> **Written exercise**
Find every line in the records that holds the string "relasjonen". Copy each one.

> **Recorded information**
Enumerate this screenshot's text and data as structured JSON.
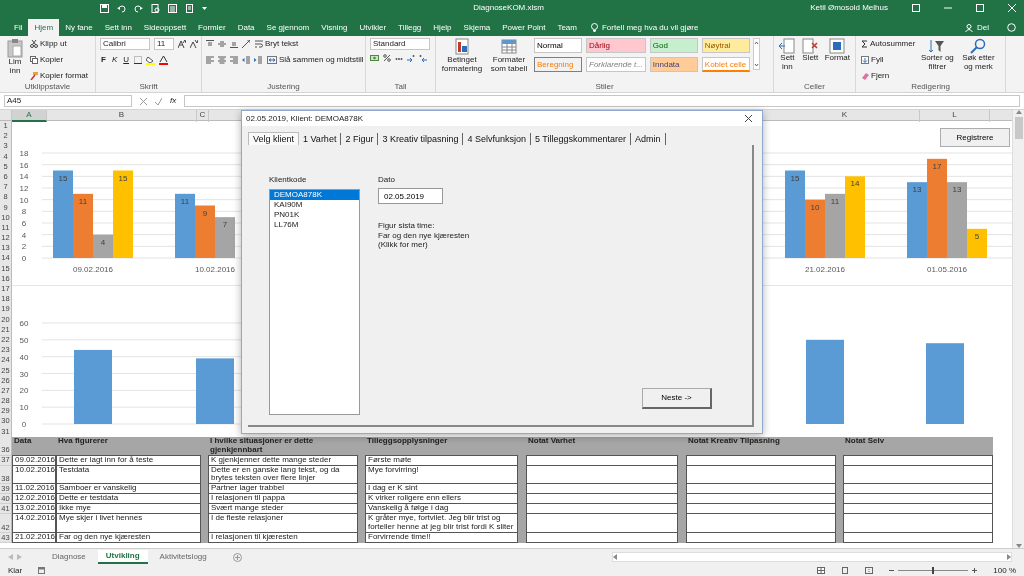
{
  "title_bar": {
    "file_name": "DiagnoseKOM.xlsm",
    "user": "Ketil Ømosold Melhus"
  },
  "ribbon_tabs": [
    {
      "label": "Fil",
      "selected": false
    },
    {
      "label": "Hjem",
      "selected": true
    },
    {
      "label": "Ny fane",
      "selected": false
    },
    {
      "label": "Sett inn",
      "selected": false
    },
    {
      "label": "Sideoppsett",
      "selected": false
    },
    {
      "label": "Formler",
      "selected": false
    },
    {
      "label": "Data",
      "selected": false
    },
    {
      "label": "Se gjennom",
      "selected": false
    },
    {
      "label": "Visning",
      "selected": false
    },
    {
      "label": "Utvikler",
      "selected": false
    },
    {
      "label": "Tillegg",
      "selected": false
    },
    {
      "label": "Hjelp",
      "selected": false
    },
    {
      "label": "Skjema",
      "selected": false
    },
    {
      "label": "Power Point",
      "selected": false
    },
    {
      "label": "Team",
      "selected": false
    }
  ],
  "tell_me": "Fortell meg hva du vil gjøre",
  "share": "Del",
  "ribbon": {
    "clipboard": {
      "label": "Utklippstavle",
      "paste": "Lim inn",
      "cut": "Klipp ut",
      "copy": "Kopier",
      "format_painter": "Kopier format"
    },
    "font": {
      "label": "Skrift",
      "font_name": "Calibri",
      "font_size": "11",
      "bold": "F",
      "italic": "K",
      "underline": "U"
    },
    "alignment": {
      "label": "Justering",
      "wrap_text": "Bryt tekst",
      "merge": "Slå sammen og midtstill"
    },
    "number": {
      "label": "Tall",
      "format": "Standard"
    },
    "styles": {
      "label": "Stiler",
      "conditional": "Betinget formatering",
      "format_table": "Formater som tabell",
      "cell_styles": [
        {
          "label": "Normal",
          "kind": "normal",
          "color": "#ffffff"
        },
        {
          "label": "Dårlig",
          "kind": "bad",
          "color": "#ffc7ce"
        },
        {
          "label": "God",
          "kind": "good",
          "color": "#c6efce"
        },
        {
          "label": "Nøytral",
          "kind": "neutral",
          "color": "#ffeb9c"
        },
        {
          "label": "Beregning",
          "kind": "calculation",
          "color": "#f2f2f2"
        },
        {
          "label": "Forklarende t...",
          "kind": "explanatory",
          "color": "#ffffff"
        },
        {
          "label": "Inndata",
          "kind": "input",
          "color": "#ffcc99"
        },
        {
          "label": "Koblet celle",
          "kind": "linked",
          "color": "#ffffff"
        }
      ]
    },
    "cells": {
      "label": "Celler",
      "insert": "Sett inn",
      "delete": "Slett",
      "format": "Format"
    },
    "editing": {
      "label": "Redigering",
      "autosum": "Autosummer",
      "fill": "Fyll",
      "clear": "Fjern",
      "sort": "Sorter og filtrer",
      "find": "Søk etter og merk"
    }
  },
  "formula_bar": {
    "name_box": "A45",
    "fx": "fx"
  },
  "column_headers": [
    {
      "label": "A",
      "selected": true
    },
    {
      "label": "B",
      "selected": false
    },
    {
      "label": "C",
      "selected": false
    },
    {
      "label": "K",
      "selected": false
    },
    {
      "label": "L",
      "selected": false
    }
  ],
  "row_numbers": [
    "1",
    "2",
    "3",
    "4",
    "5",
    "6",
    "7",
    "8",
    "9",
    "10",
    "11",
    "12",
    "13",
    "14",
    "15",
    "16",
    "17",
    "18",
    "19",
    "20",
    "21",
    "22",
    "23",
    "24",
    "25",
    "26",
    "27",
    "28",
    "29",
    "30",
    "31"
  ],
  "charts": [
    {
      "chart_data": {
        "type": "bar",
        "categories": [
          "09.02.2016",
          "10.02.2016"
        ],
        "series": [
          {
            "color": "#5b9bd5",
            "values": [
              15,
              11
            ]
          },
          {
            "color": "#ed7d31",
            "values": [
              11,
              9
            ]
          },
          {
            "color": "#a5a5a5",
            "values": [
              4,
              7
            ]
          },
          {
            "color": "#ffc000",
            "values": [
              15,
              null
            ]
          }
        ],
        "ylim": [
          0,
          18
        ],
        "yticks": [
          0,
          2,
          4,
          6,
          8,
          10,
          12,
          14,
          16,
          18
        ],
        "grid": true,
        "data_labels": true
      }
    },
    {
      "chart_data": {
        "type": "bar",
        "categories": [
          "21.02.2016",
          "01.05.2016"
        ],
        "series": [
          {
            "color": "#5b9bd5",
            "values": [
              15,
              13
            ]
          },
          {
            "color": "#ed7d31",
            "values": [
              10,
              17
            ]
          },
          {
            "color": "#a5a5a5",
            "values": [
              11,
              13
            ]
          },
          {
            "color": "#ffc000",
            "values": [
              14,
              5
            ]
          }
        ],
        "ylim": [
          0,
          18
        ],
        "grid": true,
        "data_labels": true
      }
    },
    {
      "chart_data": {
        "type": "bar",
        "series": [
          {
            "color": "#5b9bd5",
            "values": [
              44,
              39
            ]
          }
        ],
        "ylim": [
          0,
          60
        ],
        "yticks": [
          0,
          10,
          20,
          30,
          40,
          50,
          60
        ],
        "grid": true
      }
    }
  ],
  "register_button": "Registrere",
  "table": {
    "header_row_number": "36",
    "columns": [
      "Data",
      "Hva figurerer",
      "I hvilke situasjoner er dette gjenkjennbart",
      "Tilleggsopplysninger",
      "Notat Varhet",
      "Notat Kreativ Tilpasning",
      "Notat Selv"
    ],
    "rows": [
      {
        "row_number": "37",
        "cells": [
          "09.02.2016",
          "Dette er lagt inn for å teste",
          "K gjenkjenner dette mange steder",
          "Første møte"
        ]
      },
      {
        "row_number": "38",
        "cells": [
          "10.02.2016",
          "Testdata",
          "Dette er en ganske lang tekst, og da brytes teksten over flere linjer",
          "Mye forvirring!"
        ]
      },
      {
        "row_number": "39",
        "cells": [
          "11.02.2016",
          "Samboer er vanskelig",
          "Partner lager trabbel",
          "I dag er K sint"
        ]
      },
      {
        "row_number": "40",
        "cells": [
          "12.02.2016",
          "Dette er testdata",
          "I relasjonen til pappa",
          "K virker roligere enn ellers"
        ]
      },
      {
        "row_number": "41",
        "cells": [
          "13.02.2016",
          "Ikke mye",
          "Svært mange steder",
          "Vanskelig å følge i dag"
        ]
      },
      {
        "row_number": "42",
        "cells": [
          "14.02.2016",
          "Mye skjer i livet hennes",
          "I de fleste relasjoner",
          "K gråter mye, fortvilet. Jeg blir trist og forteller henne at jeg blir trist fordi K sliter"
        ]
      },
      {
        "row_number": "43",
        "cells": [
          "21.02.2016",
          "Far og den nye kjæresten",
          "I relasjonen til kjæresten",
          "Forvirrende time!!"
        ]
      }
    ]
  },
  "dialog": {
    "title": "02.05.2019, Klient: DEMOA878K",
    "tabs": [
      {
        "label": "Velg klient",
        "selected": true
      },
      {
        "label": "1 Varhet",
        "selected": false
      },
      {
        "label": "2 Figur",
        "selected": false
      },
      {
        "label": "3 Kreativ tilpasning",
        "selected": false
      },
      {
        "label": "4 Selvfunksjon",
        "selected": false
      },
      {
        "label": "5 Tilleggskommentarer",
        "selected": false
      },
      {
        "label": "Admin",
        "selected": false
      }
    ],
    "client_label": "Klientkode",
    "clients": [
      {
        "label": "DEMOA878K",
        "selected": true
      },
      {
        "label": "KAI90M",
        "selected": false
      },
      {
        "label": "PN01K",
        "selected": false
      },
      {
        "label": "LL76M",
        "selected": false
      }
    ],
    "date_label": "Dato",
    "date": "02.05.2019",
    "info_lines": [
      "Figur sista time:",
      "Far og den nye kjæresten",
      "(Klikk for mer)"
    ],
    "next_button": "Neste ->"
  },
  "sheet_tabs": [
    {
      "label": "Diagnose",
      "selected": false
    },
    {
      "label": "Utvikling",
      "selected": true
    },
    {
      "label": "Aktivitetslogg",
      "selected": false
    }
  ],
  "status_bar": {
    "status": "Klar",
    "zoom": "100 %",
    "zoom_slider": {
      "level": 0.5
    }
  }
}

> **Finished exercise**
          "I relasjonen til pappa",
          "I relasjonen til kjæresten",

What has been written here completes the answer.